§ Given exercise
Copy every line in the records below that contains the word "Insert".

§ Task data
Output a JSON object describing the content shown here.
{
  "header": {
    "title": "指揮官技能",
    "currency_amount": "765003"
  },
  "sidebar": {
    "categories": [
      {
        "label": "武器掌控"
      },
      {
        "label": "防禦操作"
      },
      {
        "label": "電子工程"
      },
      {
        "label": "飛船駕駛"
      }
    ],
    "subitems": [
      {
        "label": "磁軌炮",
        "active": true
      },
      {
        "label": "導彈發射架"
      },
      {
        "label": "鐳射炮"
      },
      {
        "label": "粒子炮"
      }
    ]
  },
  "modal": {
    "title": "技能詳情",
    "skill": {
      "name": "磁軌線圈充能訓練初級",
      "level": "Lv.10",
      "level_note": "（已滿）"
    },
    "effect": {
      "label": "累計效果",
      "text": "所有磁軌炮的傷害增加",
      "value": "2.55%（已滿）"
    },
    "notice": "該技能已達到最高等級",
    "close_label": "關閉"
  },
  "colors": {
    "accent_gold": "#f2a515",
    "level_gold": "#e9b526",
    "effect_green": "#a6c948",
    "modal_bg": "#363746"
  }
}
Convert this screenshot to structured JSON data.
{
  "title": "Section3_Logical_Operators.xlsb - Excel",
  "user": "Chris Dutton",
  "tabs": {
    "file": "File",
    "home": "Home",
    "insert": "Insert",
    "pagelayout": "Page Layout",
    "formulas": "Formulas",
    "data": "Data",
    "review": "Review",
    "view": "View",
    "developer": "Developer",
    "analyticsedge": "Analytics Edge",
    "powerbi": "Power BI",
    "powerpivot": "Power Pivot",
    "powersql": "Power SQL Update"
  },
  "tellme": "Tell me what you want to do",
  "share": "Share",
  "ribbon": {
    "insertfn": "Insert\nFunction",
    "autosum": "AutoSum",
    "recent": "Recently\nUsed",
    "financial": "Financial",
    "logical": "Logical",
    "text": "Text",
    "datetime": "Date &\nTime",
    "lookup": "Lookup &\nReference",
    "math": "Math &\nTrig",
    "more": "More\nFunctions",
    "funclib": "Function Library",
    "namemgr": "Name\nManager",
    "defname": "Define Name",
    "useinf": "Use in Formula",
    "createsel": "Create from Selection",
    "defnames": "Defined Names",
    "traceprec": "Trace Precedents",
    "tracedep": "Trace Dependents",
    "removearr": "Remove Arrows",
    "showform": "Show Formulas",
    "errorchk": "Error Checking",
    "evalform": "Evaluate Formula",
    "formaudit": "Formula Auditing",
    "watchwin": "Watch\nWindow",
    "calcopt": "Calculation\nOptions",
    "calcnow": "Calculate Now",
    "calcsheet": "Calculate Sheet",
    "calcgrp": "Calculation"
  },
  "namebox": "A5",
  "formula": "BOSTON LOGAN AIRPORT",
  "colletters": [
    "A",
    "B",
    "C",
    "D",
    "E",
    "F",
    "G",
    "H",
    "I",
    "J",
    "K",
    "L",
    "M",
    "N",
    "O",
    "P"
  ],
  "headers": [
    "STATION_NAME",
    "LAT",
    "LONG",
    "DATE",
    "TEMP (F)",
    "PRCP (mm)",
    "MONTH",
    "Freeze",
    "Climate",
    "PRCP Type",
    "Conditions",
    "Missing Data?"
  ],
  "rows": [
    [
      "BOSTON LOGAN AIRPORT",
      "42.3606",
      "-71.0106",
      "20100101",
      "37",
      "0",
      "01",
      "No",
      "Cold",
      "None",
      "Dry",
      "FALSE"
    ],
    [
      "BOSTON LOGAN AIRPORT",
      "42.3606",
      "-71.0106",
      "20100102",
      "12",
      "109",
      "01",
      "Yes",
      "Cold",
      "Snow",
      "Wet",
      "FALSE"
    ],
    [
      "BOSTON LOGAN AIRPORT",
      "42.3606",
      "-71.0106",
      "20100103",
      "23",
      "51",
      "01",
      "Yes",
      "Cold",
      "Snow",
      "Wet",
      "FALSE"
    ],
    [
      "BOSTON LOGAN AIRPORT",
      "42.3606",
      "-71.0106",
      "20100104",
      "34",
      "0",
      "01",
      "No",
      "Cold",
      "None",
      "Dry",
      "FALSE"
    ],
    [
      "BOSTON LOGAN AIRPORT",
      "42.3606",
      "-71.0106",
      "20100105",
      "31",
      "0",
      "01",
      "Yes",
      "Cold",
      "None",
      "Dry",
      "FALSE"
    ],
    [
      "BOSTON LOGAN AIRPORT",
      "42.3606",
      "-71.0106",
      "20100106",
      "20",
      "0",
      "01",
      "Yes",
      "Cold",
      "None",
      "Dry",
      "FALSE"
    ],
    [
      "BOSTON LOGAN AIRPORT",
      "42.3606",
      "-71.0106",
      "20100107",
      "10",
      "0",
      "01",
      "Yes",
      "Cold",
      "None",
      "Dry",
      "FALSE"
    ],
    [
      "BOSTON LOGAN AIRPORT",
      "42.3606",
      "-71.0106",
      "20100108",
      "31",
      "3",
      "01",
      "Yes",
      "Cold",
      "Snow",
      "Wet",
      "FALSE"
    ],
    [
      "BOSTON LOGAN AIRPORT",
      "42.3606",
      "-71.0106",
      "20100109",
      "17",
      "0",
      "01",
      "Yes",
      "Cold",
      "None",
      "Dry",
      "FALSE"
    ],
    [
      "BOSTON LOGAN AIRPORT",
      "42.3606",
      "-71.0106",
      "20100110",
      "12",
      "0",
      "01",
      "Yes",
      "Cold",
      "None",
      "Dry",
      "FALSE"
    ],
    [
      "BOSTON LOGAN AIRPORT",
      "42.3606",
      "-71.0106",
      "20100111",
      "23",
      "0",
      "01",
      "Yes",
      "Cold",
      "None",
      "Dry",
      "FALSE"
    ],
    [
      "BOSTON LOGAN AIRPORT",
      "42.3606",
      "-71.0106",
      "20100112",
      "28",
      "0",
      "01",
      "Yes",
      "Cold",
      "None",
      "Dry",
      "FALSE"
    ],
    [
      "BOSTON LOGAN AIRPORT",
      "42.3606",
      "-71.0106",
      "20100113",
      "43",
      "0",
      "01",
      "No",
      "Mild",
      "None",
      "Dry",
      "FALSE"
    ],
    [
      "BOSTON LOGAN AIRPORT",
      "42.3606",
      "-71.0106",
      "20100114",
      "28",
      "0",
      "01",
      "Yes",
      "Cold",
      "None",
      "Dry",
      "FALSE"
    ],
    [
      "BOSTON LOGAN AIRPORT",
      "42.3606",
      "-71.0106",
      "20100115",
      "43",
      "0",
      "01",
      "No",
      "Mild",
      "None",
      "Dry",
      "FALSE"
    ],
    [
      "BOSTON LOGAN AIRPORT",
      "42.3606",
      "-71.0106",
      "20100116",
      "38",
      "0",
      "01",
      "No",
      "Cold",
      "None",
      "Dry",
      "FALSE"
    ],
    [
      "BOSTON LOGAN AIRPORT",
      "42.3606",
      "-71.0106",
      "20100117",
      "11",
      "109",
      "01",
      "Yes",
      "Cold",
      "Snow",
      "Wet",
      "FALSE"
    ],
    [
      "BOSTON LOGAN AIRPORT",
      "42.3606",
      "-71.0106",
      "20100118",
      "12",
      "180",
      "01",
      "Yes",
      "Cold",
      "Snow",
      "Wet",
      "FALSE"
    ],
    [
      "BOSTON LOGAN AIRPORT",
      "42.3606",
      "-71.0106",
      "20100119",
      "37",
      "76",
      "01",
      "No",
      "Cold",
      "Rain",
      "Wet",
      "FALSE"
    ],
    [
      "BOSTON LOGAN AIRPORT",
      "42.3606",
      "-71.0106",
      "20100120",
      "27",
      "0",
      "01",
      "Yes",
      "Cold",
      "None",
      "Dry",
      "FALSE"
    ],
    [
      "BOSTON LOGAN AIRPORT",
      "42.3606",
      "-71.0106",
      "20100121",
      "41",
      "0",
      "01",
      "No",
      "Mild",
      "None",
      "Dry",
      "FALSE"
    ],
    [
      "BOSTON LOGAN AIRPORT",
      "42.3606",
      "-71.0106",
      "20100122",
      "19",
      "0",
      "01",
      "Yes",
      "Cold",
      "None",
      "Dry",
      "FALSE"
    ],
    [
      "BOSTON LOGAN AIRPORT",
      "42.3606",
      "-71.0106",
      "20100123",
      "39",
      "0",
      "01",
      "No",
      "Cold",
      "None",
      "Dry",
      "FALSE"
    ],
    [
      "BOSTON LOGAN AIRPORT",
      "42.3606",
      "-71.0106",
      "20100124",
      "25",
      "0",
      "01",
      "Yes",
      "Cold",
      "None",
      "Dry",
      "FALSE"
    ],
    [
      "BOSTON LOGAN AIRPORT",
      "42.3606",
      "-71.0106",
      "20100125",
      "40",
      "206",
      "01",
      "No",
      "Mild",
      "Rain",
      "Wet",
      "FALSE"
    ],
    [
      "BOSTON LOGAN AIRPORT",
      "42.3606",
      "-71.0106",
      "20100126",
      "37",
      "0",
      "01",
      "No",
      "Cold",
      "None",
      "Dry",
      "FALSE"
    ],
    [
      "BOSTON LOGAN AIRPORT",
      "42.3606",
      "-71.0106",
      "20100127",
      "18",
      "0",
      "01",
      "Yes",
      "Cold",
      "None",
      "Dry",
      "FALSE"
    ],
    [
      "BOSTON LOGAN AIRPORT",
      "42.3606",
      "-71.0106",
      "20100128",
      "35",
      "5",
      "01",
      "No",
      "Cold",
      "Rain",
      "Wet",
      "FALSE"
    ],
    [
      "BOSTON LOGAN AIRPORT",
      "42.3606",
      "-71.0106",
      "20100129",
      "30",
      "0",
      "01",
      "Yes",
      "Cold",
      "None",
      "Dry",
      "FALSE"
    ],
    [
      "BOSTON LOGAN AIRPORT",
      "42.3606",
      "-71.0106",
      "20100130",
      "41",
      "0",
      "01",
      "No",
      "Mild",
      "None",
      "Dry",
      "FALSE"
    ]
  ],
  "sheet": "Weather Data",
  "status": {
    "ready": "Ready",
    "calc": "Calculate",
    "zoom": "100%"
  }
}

§ Task result
    "insert": "Insert",
    "insertfn": "Insert\nFunction",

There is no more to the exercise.